▶ Problem to work on
Keep only those lines of the records that include the string "Dipartimento".

▶ The records
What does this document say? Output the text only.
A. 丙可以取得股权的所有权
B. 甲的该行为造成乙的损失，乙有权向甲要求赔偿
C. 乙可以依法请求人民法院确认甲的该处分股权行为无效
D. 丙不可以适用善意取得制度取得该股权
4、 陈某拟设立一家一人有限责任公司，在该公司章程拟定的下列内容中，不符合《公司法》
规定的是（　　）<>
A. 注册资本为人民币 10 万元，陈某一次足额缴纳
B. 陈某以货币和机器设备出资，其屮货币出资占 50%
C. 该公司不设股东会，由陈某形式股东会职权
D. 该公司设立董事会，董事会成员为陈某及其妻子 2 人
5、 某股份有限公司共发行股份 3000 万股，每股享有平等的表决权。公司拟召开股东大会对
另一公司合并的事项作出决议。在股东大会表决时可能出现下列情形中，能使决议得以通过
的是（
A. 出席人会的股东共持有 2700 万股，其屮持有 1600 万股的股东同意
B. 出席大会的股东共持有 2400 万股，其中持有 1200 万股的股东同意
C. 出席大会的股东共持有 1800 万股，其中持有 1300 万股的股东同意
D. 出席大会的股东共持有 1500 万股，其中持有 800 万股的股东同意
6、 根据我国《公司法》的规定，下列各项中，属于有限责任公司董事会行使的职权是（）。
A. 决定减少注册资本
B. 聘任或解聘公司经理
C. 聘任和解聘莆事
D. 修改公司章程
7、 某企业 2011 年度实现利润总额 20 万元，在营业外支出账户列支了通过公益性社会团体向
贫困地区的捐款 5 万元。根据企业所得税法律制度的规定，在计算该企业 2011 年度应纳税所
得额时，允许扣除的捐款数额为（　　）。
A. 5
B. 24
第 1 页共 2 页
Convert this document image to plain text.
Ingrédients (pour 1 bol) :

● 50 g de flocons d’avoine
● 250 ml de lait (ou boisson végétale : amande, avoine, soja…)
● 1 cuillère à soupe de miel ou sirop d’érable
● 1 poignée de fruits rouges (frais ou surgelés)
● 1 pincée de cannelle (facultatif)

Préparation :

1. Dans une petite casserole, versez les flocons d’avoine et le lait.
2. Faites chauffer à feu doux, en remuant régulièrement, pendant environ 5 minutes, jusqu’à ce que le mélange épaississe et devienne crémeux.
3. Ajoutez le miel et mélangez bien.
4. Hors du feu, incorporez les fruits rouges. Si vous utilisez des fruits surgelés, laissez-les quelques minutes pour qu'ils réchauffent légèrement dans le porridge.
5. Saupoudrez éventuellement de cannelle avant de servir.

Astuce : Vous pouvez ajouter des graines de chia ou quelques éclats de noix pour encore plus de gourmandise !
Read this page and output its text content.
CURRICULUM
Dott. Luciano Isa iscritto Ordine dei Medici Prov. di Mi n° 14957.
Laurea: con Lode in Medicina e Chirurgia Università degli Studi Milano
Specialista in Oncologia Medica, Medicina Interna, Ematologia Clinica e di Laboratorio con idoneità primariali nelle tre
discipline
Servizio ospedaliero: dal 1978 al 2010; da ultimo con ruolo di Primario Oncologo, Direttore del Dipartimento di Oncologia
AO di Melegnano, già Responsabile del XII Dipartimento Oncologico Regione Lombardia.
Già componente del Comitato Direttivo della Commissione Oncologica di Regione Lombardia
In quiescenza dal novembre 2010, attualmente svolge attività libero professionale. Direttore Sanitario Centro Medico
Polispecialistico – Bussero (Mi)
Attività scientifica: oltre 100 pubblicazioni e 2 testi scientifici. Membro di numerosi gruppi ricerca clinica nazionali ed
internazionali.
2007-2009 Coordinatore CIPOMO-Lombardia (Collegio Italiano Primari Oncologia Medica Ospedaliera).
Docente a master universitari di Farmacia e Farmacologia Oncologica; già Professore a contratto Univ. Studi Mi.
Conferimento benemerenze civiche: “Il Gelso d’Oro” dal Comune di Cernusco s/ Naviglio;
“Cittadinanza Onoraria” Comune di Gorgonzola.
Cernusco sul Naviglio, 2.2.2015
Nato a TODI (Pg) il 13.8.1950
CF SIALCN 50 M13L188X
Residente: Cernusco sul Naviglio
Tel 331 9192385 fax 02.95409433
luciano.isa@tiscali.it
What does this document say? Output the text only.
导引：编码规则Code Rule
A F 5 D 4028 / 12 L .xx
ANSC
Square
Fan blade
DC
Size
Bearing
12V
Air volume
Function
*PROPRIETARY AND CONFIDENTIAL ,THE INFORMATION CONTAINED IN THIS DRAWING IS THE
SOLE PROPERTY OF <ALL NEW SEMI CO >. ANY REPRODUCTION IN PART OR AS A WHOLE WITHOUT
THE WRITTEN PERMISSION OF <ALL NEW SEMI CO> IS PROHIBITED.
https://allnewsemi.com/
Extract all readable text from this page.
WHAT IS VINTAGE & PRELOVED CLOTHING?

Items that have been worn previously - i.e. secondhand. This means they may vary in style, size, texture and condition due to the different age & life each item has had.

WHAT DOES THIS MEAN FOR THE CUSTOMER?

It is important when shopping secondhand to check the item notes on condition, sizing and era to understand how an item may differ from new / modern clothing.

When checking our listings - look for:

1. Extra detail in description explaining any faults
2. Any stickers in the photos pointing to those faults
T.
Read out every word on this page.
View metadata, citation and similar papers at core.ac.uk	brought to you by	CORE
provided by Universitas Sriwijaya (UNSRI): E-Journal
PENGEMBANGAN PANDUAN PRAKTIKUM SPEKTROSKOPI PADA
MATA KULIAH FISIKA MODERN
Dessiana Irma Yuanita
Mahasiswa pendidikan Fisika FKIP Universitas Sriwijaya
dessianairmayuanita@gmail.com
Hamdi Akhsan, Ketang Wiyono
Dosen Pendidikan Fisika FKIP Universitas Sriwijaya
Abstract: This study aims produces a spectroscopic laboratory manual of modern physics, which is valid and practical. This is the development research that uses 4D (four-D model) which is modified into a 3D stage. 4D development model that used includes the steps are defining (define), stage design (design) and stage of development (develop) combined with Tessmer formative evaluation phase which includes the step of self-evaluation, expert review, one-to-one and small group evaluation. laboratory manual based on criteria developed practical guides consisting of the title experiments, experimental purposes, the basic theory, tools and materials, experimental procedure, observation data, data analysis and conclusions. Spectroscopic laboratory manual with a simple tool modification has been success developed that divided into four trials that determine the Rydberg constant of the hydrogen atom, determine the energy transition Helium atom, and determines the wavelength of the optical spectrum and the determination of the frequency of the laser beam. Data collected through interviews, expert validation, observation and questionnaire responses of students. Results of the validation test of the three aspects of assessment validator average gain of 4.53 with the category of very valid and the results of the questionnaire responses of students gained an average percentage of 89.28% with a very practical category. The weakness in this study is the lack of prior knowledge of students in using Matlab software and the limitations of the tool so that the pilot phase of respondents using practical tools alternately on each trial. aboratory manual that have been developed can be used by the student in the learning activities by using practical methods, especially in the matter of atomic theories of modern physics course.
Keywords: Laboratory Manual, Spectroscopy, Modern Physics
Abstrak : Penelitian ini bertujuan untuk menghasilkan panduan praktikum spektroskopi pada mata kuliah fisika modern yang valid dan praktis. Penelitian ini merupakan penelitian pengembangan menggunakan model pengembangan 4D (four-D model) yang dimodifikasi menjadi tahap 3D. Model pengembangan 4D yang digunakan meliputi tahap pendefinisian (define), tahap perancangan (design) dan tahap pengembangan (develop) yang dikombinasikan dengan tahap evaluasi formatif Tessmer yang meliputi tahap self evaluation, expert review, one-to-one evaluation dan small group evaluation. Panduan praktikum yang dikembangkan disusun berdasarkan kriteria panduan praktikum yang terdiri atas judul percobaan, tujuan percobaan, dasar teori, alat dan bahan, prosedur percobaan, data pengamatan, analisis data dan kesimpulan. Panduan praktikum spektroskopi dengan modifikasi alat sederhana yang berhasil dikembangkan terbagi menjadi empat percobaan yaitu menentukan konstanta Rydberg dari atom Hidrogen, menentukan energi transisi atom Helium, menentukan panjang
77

▶ Correct output
Servizio ospedaliero: dal 1978 al 2010; da ultimo con ruolo di Primario Oncologo, Direttore del Dipartimento di Oncologia
AO di Melegnano, già Responsabile del XII Dipartimento Oncologico Regione Lombardia.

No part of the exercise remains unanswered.